--- START MATERIAL FOR THIS EXERCISE ---

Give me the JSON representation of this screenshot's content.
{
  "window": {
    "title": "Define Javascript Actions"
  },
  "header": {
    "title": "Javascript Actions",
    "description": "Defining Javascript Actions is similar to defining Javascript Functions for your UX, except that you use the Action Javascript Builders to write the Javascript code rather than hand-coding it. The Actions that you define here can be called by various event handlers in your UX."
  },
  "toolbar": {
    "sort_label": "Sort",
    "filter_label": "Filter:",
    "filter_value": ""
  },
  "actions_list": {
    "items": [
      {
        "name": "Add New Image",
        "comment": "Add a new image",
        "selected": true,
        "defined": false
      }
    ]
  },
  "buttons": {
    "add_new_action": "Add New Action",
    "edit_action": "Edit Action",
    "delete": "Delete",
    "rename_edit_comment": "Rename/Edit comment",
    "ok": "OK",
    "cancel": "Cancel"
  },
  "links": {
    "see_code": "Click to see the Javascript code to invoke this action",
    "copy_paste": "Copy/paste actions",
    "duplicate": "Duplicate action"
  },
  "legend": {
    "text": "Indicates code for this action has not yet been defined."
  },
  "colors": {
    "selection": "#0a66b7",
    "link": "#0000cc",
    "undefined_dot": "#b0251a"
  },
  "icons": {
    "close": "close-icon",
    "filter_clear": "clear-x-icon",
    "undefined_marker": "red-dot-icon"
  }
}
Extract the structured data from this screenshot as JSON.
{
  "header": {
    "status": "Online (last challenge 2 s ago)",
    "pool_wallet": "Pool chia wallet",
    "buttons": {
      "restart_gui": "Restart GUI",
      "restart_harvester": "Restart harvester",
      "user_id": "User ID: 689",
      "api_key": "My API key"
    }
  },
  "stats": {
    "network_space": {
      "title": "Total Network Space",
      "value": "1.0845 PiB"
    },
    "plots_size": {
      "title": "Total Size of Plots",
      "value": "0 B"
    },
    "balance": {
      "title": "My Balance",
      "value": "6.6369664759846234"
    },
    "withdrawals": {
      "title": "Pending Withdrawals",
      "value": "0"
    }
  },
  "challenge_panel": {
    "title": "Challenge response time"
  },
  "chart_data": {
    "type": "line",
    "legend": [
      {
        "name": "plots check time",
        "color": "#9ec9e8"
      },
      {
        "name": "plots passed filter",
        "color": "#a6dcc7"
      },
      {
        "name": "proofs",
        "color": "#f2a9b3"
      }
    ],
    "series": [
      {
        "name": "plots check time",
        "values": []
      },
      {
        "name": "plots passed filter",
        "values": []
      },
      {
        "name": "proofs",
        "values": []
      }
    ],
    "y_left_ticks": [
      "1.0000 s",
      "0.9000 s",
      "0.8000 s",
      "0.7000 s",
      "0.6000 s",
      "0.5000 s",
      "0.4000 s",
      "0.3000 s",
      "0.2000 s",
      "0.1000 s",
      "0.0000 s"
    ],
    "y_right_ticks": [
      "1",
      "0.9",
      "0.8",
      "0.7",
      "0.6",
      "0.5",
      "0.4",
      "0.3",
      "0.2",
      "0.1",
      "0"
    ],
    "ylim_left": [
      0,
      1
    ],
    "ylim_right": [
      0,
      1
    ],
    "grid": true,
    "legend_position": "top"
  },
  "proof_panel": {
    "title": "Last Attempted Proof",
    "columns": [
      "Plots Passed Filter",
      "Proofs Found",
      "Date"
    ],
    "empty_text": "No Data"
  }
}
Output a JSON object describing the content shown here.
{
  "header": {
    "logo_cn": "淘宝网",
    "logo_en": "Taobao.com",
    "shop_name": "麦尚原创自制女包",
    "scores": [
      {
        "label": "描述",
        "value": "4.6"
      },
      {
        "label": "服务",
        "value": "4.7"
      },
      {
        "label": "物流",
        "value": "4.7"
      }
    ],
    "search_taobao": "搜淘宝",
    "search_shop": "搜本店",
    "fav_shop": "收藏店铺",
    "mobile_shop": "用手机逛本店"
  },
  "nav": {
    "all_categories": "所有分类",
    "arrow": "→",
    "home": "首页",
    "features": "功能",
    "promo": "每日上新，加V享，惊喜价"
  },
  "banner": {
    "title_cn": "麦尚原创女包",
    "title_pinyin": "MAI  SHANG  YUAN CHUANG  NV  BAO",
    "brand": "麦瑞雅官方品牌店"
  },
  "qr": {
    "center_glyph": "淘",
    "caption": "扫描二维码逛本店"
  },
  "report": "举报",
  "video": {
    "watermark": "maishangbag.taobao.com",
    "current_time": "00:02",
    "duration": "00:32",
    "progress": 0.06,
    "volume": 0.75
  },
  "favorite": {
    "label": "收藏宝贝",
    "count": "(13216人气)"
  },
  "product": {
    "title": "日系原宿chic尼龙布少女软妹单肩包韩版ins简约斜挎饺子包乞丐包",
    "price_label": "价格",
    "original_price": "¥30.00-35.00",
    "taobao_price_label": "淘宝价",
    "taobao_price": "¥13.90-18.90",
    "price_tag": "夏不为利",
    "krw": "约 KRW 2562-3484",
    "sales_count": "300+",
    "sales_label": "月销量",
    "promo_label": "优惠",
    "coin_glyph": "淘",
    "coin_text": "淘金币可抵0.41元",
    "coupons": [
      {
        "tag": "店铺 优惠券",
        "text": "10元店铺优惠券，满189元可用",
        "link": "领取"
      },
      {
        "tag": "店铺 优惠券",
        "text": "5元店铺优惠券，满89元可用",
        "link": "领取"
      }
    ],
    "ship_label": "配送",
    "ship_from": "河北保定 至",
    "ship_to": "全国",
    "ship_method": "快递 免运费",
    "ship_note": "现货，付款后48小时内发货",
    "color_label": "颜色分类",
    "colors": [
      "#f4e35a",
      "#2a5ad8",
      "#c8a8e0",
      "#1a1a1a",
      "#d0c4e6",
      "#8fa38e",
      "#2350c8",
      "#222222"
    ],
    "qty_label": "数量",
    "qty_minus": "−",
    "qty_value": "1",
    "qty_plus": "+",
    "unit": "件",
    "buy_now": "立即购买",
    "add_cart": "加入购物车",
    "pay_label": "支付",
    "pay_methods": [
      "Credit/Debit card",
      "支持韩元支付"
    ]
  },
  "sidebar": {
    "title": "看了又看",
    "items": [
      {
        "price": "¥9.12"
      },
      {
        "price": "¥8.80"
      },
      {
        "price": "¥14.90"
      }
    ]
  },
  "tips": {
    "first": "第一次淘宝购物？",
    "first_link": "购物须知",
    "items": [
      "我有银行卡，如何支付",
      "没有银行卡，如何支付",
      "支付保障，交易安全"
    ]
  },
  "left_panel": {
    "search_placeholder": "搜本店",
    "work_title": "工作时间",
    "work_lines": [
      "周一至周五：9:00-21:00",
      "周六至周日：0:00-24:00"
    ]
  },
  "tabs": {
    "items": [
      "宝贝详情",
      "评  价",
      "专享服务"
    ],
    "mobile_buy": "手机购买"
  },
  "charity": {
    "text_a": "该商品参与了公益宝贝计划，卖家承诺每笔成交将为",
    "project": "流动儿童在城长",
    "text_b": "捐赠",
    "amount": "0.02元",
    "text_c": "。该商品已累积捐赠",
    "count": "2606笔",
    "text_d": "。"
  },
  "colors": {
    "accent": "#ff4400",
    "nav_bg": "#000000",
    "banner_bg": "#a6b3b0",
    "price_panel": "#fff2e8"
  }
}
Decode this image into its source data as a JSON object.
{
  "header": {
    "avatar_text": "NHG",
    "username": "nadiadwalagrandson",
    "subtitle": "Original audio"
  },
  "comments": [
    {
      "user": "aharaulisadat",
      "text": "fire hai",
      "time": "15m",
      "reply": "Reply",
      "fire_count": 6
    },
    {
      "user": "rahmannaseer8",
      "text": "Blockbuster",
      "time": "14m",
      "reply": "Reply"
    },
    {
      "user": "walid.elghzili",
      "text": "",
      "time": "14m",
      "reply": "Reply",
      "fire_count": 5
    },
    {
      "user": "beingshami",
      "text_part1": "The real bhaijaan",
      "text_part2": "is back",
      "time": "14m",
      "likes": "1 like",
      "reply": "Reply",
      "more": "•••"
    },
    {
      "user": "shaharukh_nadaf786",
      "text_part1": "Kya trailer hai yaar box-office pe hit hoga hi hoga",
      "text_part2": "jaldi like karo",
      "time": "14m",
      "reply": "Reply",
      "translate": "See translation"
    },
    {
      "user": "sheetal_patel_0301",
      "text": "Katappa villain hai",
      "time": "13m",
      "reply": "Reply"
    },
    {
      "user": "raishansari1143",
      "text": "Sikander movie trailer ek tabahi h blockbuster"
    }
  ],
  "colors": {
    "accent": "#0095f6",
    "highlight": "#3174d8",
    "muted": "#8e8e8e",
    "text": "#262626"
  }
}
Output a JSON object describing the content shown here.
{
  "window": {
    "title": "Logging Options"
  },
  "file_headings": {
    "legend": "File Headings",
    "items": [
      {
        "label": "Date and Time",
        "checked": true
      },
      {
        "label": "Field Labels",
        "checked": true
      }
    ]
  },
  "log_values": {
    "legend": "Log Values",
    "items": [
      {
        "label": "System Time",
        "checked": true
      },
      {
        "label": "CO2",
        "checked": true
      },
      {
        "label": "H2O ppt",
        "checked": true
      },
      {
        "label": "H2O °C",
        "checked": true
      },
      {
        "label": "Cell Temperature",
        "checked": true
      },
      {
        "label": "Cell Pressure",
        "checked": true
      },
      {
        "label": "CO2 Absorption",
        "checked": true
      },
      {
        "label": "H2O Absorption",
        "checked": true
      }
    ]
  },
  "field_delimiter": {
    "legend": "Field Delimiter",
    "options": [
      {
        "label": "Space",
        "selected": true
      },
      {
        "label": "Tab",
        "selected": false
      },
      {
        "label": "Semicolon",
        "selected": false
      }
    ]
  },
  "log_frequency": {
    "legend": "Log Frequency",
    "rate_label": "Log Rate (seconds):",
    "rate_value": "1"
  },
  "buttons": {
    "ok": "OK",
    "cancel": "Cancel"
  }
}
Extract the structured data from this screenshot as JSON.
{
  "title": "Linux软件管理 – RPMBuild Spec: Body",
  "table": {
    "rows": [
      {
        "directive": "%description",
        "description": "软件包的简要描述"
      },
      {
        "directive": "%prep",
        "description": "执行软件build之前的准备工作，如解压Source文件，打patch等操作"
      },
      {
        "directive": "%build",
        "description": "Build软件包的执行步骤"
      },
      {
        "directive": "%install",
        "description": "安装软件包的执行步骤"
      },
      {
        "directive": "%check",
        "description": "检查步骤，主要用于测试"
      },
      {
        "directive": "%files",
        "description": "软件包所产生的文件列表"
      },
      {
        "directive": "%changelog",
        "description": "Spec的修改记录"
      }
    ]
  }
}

--- END MATERIAL FOR THIS EXERCISE ---

= DIRECTIONS FOR THIS TASK =
Take every line from the data above that holds "trailer" and copy it out.

= EXERCISE SOLUTION =
      "text_part1": "Kya trailer hai yaar box-office pe hit hoga hi hoga",
      "text": "Sikander movie trailer ek tabahi h blockbuster"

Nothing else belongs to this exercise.